* [Task description]: From the listing, collect all lines containing the word "name".

* [Input rows]:
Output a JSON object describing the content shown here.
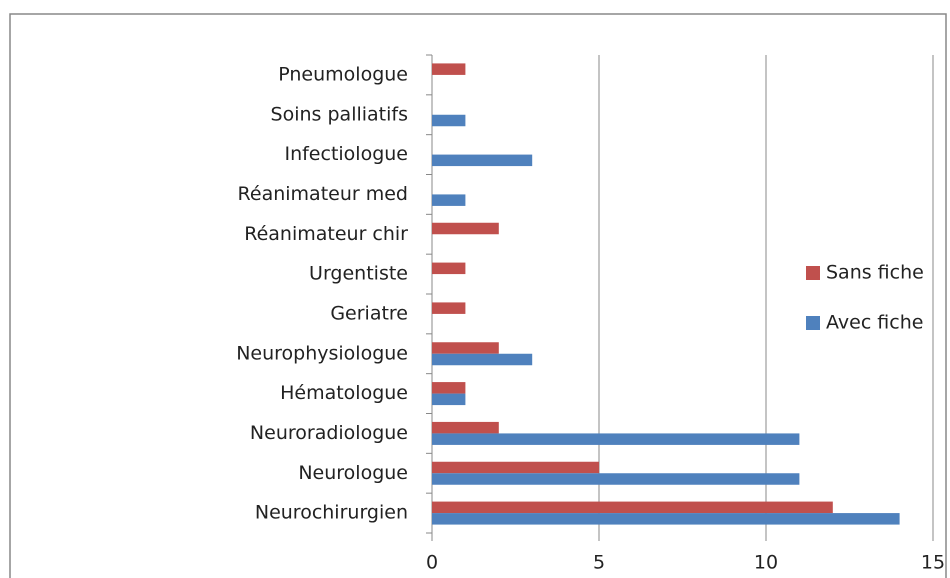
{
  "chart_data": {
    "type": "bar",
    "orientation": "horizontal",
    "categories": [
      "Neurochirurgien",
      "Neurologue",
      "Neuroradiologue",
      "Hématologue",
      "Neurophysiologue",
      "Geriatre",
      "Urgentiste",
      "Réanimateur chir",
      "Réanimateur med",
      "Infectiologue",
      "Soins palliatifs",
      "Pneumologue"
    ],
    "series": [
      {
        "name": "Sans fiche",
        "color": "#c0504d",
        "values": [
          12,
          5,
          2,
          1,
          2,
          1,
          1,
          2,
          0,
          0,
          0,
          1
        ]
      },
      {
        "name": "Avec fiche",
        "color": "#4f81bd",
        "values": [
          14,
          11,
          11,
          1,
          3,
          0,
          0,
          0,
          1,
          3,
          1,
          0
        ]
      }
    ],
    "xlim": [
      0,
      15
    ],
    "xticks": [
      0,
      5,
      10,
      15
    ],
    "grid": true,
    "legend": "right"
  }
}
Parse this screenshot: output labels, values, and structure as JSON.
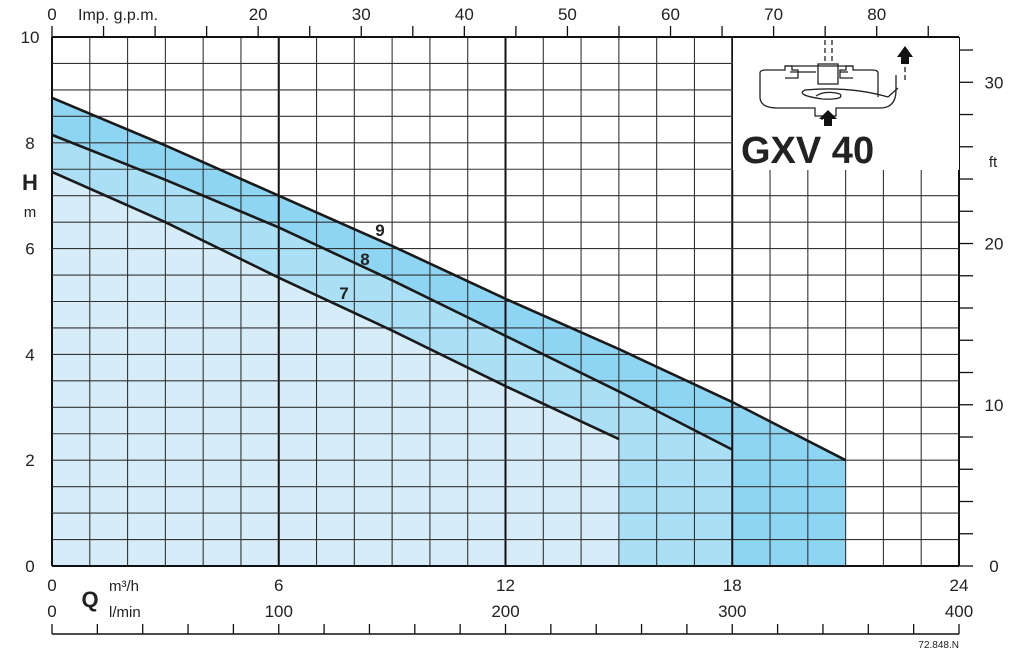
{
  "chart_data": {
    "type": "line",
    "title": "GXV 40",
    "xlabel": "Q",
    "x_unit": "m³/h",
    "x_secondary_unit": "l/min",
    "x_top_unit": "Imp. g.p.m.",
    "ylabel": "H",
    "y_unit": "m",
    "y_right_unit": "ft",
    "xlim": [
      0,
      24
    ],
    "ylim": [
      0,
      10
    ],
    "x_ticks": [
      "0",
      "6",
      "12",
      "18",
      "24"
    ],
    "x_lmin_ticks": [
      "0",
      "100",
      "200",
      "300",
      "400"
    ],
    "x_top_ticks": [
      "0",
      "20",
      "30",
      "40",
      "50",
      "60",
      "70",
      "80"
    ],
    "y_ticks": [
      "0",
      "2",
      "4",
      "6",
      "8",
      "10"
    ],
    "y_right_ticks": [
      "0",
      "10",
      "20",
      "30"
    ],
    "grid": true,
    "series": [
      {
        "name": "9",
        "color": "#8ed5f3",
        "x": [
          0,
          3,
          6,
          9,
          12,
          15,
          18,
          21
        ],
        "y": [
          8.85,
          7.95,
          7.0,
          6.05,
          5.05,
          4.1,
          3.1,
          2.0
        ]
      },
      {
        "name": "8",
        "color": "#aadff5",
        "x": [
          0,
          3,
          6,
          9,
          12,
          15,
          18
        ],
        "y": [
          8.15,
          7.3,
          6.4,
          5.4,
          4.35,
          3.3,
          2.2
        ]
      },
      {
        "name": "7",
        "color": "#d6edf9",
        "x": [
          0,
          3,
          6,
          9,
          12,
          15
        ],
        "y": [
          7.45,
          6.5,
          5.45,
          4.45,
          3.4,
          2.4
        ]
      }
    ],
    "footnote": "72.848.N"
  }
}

...

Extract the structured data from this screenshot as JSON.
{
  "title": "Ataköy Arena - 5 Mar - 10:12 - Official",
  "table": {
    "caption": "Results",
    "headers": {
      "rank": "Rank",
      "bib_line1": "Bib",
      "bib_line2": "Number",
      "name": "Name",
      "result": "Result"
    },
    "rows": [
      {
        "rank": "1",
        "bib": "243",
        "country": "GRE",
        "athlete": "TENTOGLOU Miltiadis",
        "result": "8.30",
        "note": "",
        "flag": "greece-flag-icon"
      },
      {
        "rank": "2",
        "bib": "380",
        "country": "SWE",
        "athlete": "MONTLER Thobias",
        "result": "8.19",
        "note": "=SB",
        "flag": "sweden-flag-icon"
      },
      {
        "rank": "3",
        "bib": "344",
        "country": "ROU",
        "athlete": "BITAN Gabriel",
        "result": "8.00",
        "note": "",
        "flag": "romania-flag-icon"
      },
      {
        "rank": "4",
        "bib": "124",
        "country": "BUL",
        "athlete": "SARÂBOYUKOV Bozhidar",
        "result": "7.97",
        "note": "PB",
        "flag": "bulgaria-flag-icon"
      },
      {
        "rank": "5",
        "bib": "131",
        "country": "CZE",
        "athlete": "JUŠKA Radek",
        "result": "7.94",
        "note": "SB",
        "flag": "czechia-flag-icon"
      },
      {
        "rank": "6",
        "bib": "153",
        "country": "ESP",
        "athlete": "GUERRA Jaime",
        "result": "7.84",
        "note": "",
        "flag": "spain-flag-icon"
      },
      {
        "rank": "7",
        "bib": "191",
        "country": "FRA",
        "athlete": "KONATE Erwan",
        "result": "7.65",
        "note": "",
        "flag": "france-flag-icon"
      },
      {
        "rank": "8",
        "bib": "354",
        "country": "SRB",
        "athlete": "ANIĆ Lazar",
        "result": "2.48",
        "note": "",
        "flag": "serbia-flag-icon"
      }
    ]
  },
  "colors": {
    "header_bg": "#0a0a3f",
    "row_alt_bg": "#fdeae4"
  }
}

* [Answer to this exercise]:
        "name": "Sans fiche",
        "name": "Avec fiche",
        "name": "9",
        "name": "8",
        "name": "7",
      "name": "Name",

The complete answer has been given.